In the following material, identify every line holding the string "dark" and return it.
┌──
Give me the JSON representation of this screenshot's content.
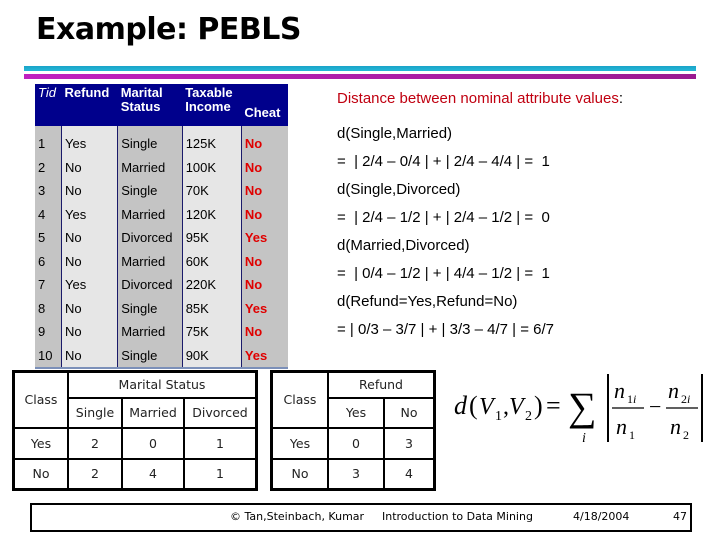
{
  "slide": {
    "title": "Example: PEBLS"
  },
  "training_table": {
    "headers": [
      "Tid",
      "Refund",
      "Marital Status",
      "Taxable Income",
      "Cheat"
    ],
    "header_lines": [
      [
        "Tid"
      ],
      [
        "Refund"
      ],
      [
        "Marital",
        "Status"
      ],
      [
        "Taxable",
        "Income"
      ],
      [
        "Cheat"
      ]
    ],
    "rows": [
      [
        "1",
        "Yes",
        "Single",
        "125K",
        "No"
      ],
      [
        "2",
        "No",
        "Married",
        "100K",
        "No"
      ],
      [
        "3",
        "No",
        "Single",
        "70K",
        "No"
      ],
      [
        "4",
        "Yes",
        "Married",
        "120K",
        "No"
      ],
      [
        "5",
        "No",
        "Divorced",
        "95K",
        "Yes"
      ],
      [
        "6",
        "No",
        "Married",
        "60K",
        "No"
      ],
      [
        "7",
        "Yes",
        "Divorced",
        "220K",
        "No"
      ],
      [
        "8",
        "No",
        "Single",
        "85K",
        "Yes"
      ],
      [
        "9",
        "No",
        "Married",
        "75K",
        "No"
      ],
      [
        "10",
        "No",
        "Single",
        "90K",
        "Yes"
      ]
    ],
    "colors": {
      "header_bg": "#00008c",
      "cheat_text": "#e00000"
    }
  },
  "distances": {
    "heading": "Distance between nominal attribute values",
    "heading_colon": ":",
    "heading_color": "#c00010",
    "lines": [
      "d(Single,Married)",
      "=  | 2/4 – 0/4 | + | 2/4 – 4/4 | =  1",
      "d(Single,Divorced)",
      "=  | 2/4 – 1/2 | + | 2/4 – 1/2 | =  0",
      "d(Married,Divorced)",
      "=  | 0/4 – 1/2 | + | 4/4 – 1/2 | =  1",
      "d(Refund=Yes,Refund=No)",
      "= | 0/3 – 3/7 | + | 3/3 – 4/7 | = 6/7"
    ]
  },
  "marital_counts": {
    "corner": "Class",
    "group": "Marital Status",
    "columns": [
      "Single",
      "Married",
      "Divorced"
    ],
    "rows": [
      {
        "label": "Yes",
        "values": [
          "2",
          "0",
          "1"
        ]
      },
      {
        "label": "No",
        "values": [
          "2",
          "4",
          "1"
        ]
      }
    ]
  },
  "refund_counts": {
    "corner": "Class",
    "group": "Refund",
    "columns": [
      "Yes",
      "No"
    ],
    "rows": [
      {
        "label": "Yes",
        "values": [
          "0",
          "3"
        ]
      },
      {
        "label": "No",
        "values": [
          "3",
          "4"
        ]
      }
    ]
  },
  "formula": {
    "lhs": "d(V1,V2) =",
    "sum_index": "i",
    "term1_num": "n1i",
    "term1_den": "n1",
    "term2_num": "n2i",
    "term2_den": "n2"
  },
  "footer": {
    "copyright": "© Tan,Steinbach, Kumar",
    "course": "Introduction to Data Mining",
    "date": "4/18/2004",
    "page": "47"
  }
}
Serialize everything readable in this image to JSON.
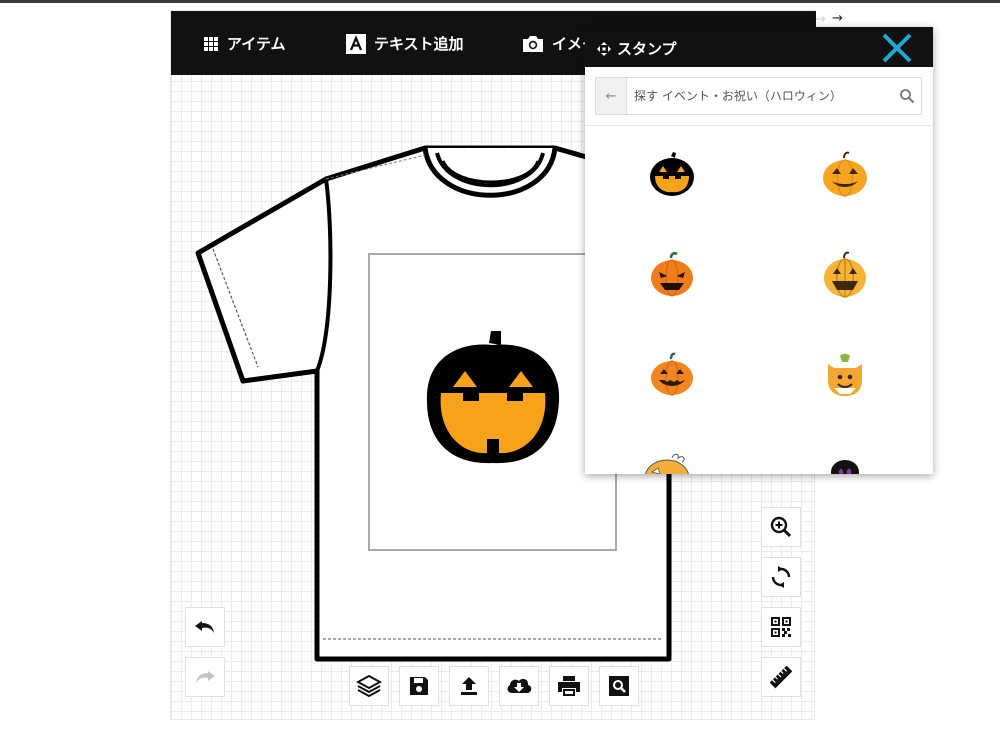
{
  "toolbar": {
    "item_label": "アイテム",
    "text_label": "テキスト追加",
    "image_label": "イメー"
  },
  "panel": {
    "title": "スタンプ",
    "search_placeholder": "探す イベント・お祝い（ハロウィン）"
  },
  "stamps": [
    {
      "icon": "pumpkin-black-outline-icon"
    },
    {
      "icon": "pumpkin-orange-icon"
    },
    {
      "icon": "pumpkin-dark-eyes-icon"
    },
    {
      "icon": "pumpkin-striped-icon"
    },
    {
      "icon": "pumpkin-small-icon"
    },
    {
      "icon": "pumpkin-ghost-icon"
    },
    {
      "icon": "pumpkin-outline-icon"
    },
    {
      "icon": "dark-ghost-icon"
    }
  ],
  "colors": {
    "toolbar_bg": "#111111",
    "accent_close": "#1fa9d6",
    "pumpkin_orange": "#f7a21b"
  }
}
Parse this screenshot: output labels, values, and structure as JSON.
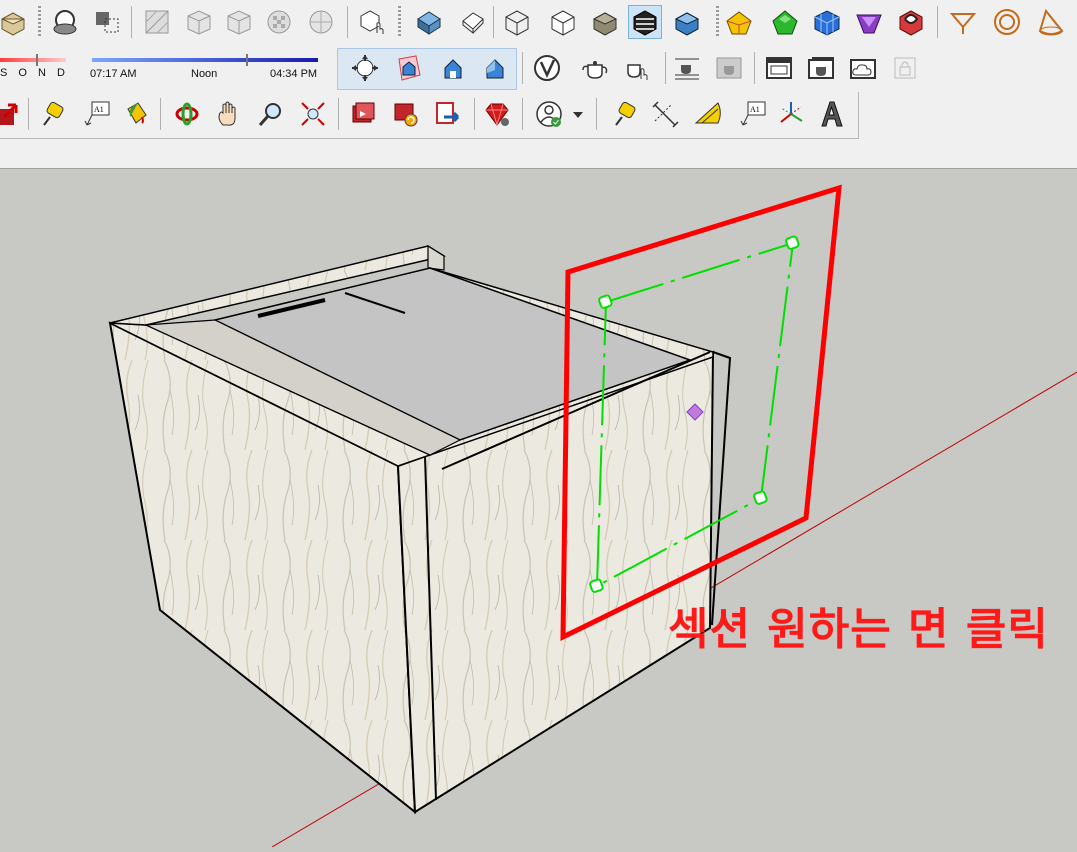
{
  "app": "SketchUp",
  "shadow_settings": {
    "months_label": "S O N D",
    "time_start": "07:17 AM",
    "time_mid": "Noon",
    "time_end": "04:34 PM"
  },
  "toolbar_row1": [
    "3D Warehouse",
    "Section Plane",
    "Section Cuts",
    "X-Ray",
    "Back Edges",
    "Wireframe",
    "Hidden Line",
    "Components",
    "Iso",
    "Top",
    "Front",
    "Right",
    "Wireframe Style",
    "Hidden Line Style",
    "Shaded",
    "Shaded With Textures",
    "Monochrome",
    "Union",
    "Subtract",
    "Intersect",
    "Trim",
    "Split",
    "Section",
    "Circle",
    "Cone"
  ],
  "toolbar_row2": [
    "Show Shadows",
    "Position Camera",
    "Walk",
    "Look Around",
    "Zoom Extents",
    "V-Ray",
    "Render",
    "Interactive Render",
    "Viewer",
    "Frame Buffer",
    "Batch Render",
    "Cloud",
    "Lock"
  ],
  "toolbar_row3": [
    "Move",
    "Tape Measure",
    "Text",
    "Paint Bucket",
    "Orbit",
    "Pan",
    "Zoom",
    "Zoom Extents",
    "Add Scene",
    "Update Scene",
    "Export",
    "Extension Warehouse",
    "Account",
    "Tape Measure",
    "Dimension",
    "Protractor",
    "Text",
    "Axes",
    "3D Text"
  ],
  "annotation": {
    "text": "섹션 원하는 면 클릭",
    "color": "#ff1a1a"
  },
  "colors": {
    "section_plane_red": "#ff0000",
    "section_green": "#00e000",
    "axis_red": "#c00000",
    "viewport_bg": "#c8c8c4"
  }
}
└──
→ WORKED SOLUTION
      "icon": "pumpkin-dark-eyes-icon"
      "icon": "dark-ghost-icon"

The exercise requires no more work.